• [AIM]: Return all lines below containing the word "average".

┌─ RECORDED INFORMATION

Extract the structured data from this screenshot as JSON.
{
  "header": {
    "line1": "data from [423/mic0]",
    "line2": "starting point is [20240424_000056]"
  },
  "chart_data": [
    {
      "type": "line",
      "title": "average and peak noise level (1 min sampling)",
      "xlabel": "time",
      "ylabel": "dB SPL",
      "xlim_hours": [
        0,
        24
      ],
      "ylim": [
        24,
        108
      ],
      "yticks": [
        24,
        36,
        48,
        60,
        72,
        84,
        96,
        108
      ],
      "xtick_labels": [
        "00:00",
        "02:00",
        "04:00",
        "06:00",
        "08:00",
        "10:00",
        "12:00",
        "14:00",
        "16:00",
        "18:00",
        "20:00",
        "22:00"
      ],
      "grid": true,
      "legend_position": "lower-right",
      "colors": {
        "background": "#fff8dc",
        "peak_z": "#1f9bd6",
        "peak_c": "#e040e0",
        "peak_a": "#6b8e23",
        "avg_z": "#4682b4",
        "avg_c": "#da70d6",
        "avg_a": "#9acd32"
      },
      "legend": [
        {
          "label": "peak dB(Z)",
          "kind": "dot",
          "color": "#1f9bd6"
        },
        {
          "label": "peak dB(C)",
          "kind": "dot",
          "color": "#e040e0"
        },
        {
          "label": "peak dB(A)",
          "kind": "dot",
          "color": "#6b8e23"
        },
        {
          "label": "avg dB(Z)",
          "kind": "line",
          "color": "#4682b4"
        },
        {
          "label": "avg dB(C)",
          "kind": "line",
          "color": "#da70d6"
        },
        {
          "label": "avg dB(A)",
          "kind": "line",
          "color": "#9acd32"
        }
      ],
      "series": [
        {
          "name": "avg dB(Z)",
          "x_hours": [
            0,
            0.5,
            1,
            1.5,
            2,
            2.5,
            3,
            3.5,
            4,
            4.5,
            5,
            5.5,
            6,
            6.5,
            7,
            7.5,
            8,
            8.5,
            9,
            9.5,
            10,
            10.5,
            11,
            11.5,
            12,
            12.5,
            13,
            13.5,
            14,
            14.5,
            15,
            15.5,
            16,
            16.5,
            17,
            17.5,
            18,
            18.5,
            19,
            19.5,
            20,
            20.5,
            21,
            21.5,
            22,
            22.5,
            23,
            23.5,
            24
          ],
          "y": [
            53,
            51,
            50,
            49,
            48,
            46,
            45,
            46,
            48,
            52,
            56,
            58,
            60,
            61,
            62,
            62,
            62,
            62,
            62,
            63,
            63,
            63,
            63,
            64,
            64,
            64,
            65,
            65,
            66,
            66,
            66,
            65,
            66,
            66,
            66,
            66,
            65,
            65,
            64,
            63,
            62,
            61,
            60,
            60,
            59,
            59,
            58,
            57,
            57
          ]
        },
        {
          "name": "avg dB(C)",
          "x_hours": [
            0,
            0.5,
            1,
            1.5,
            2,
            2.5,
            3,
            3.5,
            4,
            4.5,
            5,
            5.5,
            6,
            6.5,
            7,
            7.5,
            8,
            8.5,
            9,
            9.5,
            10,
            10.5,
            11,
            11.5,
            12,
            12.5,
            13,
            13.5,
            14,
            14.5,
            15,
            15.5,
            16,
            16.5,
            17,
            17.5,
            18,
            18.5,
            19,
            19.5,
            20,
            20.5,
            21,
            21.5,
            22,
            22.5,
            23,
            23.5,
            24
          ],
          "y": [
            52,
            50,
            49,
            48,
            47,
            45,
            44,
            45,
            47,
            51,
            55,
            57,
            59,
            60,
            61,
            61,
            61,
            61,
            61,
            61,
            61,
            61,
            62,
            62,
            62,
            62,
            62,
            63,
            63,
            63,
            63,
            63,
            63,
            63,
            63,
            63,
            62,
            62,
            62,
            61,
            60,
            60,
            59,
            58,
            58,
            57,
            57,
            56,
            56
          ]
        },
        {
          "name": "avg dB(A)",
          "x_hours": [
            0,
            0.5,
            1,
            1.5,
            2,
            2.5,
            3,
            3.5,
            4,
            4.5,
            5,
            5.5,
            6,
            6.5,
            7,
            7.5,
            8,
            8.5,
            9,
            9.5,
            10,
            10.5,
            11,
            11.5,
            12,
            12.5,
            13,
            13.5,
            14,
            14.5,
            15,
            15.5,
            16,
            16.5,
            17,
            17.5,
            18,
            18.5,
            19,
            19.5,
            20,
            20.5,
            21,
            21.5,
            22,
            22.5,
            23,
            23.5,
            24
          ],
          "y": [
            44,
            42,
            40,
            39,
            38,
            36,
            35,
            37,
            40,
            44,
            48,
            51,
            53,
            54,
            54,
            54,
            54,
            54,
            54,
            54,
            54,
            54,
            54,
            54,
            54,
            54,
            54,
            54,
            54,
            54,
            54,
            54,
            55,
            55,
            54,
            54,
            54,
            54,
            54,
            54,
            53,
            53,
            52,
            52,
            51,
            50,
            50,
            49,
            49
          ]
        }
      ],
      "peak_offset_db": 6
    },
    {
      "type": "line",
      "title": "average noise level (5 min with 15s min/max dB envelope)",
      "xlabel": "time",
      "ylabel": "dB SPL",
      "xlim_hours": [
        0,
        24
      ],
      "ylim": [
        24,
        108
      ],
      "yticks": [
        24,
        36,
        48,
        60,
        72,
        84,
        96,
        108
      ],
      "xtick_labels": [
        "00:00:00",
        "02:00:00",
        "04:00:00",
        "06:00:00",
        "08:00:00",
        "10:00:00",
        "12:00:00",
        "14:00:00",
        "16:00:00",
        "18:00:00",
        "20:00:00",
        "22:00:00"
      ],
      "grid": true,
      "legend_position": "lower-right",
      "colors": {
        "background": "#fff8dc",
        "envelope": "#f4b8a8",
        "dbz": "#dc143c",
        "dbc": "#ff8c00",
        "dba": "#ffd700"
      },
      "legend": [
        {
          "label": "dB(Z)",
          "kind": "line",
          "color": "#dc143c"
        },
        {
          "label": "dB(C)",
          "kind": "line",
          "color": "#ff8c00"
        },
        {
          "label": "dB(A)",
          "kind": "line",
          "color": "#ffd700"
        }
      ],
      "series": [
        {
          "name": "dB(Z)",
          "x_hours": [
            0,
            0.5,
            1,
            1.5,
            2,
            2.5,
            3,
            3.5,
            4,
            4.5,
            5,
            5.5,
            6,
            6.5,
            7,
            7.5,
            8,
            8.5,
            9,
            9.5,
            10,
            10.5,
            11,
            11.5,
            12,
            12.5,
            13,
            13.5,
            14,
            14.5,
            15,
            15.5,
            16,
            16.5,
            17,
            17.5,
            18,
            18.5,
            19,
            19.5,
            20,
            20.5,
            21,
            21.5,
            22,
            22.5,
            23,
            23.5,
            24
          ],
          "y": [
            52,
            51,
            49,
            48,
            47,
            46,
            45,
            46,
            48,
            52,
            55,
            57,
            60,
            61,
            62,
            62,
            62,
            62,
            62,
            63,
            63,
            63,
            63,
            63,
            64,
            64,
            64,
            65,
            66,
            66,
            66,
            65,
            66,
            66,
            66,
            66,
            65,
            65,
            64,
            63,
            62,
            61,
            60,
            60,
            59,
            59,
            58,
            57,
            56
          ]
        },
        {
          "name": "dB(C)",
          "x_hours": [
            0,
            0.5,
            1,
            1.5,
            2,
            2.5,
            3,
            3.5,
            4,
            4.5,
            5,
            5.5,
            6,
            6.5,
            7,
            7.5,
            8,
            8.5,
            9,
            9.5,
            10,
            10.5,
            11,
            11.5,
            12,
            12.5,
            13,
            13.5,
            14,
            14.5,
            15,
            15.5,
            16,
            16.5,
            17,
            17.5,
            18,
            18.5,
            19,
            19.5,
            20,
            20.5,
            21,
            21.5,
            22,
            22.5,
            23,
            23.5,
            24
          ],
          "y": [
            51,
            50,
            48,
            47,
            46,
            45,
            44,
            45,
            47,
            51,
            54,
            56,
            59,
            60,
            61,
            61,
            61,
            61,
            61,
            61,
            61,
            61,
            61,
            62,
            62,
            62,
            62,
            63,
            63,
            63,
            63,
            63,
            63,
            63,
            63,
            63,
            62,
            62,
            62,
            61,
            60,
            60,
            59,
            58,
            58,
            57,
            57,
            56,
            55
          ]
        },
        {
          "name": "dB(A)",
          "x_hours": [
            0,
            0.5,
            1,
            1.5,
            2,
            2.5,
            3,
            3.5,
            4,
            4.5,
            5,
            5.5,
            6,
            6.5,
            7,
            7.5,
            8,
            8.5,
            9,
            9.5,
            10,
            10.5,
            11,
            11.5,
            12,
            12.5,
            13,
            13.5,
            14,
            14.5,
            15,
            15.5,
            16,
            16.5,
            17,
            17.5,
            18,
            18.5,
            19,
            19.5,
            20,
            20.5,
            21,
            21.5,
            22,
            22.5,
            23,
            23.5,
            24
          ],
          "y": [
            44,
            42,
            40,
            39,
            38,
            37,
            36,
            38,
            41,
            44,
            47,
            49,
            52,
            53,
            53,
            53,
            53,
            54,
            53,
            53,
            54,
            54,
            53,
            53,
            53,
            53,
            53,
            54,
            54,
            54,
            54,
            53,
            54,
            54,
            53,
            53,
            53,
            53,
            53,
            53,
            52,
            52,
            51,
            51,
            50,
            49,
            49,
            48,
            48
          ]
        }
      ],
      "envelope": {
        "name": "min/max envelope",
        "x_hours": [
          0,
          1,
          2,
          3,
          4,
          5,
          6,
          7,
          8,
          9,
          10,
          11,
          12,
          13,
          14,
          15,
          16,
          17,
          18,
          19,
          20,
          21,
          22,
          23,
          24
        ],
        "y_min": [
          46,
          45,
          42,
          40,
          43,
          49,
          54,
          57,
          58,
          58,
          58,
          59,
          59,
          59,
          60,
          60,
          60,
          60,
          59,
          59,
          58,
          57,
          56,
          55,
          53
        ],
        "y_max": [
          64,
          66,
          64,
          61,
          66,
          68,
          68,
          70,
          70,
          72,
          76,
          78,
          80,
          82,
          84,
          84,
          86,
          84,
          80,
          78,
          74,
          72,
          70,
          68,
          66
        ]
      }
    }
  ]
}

└─

• [RESULT OF THIS TASK]:
      "title": "average and peak noise level (1 min sampling)",
      "title": "average noise level (5 min with 15s min/max dB envelope)",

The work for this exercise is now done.